• _RECORDS FOR THE TASK_:
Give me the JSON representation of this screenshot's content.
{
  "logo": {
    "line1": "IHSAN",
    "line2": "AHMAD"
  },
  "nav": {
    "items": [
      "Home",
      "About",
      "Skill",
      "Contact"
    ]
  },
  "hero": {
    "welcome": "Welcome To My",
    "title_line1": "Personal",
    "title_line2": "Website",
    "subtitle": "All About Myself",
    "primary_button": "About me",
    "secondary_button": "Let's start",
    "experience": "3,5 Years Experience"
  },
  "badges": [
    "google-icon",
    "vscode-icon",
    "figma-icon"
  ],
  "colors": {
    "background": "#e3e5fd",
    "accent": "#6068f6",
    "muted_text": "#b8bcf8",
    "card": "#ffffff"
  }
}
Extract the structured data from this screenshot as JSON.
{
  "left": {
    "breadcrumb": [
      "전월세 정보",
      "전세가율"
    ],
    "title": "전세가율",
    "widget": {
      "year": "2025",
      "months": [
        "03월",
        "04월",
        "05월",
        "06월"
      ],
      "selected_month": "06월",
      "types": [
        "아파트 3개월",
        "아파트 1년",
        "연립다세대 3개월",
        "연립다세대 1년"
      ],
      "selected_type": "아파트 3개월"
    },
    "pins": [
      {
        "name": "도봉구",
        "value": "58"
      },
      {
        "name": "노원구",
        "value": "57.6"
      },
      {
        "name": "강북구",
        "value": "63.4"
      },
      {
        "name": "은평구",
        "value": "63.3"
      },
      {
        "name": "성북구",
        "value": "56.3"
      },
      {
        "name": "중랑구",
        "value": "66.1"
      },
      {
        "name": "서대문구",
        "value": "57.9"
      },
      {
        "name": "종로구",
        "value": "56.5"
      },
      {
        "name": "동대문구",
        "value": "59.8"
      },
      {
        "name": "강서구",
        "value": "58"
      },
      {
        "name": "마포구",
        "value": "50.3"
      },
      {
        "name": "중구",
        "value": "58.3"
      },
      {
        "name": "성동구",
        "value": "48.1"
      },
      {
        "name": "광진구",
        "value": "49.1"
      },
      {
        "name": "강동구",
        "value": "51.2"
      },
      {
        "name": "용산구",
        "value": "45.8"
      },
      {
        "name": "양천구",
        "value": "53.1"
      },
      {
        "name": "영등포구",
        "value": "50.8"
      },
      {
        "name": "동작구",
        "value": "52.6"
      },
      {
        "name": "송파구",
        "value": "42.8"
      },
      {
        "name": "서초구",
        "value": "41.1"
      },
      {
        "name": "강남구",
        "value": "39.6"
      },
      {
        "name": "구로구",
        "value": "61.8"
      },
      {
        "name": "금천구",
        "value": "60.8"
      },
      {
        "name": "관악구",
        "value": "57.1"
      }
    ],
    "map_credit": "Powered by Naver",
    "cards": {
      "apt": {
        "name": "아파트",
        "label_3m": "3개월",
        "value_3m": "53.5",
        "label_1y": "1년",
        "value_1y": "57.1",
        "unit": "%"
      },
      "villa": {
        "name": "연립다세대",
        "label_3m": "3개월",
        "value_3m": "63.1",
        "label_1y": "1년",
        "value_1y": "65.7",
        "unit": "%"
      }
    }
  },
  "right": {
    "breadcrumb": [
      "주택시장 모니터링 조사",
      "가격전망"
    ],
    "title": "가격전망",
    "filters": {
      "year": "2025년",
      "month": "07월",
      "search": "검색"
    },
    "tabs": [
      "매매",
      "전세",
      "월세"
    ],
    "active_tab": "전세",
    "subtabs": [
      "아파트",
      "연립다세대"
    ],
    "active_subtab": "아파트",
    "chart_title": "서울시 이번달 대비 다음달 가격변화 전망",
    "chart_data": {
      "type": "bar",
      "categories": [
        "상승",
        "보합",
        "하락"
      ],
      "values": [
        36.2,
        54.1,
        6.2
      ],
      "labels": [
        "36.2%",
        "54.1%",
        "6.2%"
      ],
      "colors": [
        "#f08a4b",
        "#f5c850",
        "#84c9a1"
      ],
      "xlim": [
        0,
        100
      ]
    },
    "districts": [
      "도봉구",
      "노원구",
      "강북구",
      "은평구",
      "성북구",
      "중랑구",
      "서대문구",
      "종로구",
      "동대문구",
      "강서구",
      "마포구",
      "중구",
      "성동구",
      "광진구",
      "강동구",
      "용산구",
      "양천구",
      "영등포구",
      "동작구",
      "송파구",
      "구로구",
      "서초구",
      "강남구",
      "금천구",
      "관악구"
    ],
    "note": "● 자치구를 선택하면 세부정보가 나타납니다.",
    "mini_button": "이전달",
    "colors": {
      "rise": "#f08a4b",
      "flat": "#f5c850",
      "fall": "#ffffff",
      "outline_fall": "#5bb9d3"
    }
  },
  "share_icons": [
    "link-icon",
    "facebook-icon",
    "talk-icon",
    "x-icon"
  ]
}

• _CHALLENGE_: Extract all of the data above and output it character for character.

• _RESPONSE TO THE EXERCISE_:
Give me the JSON representation of this screenshot's content.
{
  "logo": {
    "line1": "IHSAN",
    "line2": "AHMAD"
  },
  "nav": {
    "items": [
      "Home",
      "About",
      "Skill",
      "Contact"
    ]
  },
  "hero": {
    "welcome": "Welcome To My",
    "title_line1": "Personal",
    "title_line2": "Website",
    "subtitle": "All About Myself",
    "primary_button": "About me",
    "secondary_button": "Let's start",
    "experience": "3,5 Years Experience"
  },
  "badges": [
    "google-icon",
    "vscode-icon",
    "figma-icon"
  ],
  "colors": {
    "background": "#e3e5fd",
    "accent": "#6068f6",
    "muted_text": "#b8bcf8",
    "card": "#ffffff"
  }
}
Extract the structured data from this screenshot as JSON.
{
  "left": {
    "breadcrumb": [
      "전월세 정보",
      "전세가율"
    ],
    "title": "전세가율",
    "widget": {
      "year": "2025",
      "months": [
        "03월",
        "04월",
        "05월",
        "06월"
      ],
      "selected_month": "06월",
      "types": [
        "아파트 3개월",
        "아파트 1년",
        "연립다세대 3개월",
        "연립다세대 1년"
      ],
      "selected_type": "아파트 3개월"
    },
    "pins": [
      {
        "name": "도봉구",
        "value": "58"
      },
      {
        "name": "노원구",
        "value": "57.6"
      },
      {
        "name": "강북구",
        "value": "63.4"
      },
      {
        "name": "은평구",
        "value": "63.3"
      },
      {
        "name": "성북구",
        "value": "56.3"
      },
      {
        "name": "중랑구",
        "value": "66.1"
      },
      {
        "name": "서대문구",
        "value": "57.9"
      },
      {
        "name": "종로구",
        "value": "56.5"
      },
      {
        "name": "동대문구",
        "value": "59.8"
      },
      {
        "name": "강서구",
        "value": "58"
      },
      {
        "name": "마포구",
        "value": "50.3"
      },
      {
        "name": "중구",
        "value": "58.3"
      },
      {
        "name": "성동구",
        "value": "48.1"
      },
      {
        "name": "광진구",
        "value": "49.1"
      },
      {
        "name": "강동구",
        "value": "51.2"
      },
      {
        "name": "용산구",
        "value": "45.8"
      },
      {
        "name": "양천구",
        "value": "53.1"
      },
      {
        "name": "영등포구",
        "value": "50.8"
      },
      {
        "name": "동작구",
        "value": "52.6"
      },
      {
        "name": "송파구",
        "value": "42.8"
      },
      {
        "name": "서초구",
        "value": "41.1"
      },
      {
        "name": "강남구",
        "value": "39.6"
      },
      {
        "name": "구로구",
        "value": "61.8"
      },
      {
        "name": "금천구",
        "value": "60.8"
      },
      {
        "name": "관악구",
        "value": "57.1"
      }
    ],
    "map_credit": "Powered by Naver",
    "cards": {
      "apt": {
        "name": "아파트",
        "label_3m": "3개월",
        "value_3m": "53.5",
        "label_1y": "1년",
        "value_1y": "57.1",
        "unit": "%"
      },
      "villa": {
        "name": "연립다세대",
        "label_3m": "3개월",
        "value_3m": "63.1",
        "label_1y": "1년",
        "value_1y": "65.7",
        "unit": "%"
      }
    }
  },
  "right": {
    "breadcrumb": [
      "주택시장 모니터링 조사",
      "가격전망"
    ],
    "title": "가격전망",
    "filters": {
      "year": "2025년",
      "month": "07월",
      "search": "검색"
    },
    "tabs": [
      "매매",
      "전세",
      "월세"
    ],
    "active_tab": "전세",
    "subtabs": [
      "아파트",
      "연립다세대"
    ],
    "active_subtab": "아파트",
    "chart_title": "서울시 이번달 대비 다음달 가격변화 전망",
    "chart_data": {
      "type": "bar",
      "categories": [
        "상승",
        "보합",
        "하락"
      ],
      "values": [
        36.2,
        54.1,
        6.2
      ],
      "labels": [
        "36.2%",
        "54.1%",
        "6.2%"
      ],
      "colors": [
        "#f08a4b",
        "#f5c850",
        "#84c9a1"
      ],
      "xlim": [
        0,
        100
      ]
    },
    "districts": [
      "도봉구",
      "노원구",
      "강북구",
      "은평구",
      "성북구",
      "중랑구",
      "서대문구",
      "종로구",
      "동대문구",
      "강서구",
      "마포구",
      "중구",
      "성동구",
      "광진구",
      "강동구",
      "용산구",
      "양천구",
      "영등포구",
      "동작구",
      "송파구",
      "구로구",
      "서초구",
      "강남구",
      "금천구",
      "관악구"
    ],
    "note": "● 자치구를 선택하면 세부정보가 나타납니다.",
    "mini_button": "이전달",
    "colors": {
      "rise": "#f08a4b",
      "flat": "#f5c850",
      "fall": "#ffffff",
      "outline_fall": "#5bb9d3"
    }
  },
  "share_icons": [
    "link-icon",
    "facebook-icon",
    "talk-icon",
    "x-icon"
  ]
}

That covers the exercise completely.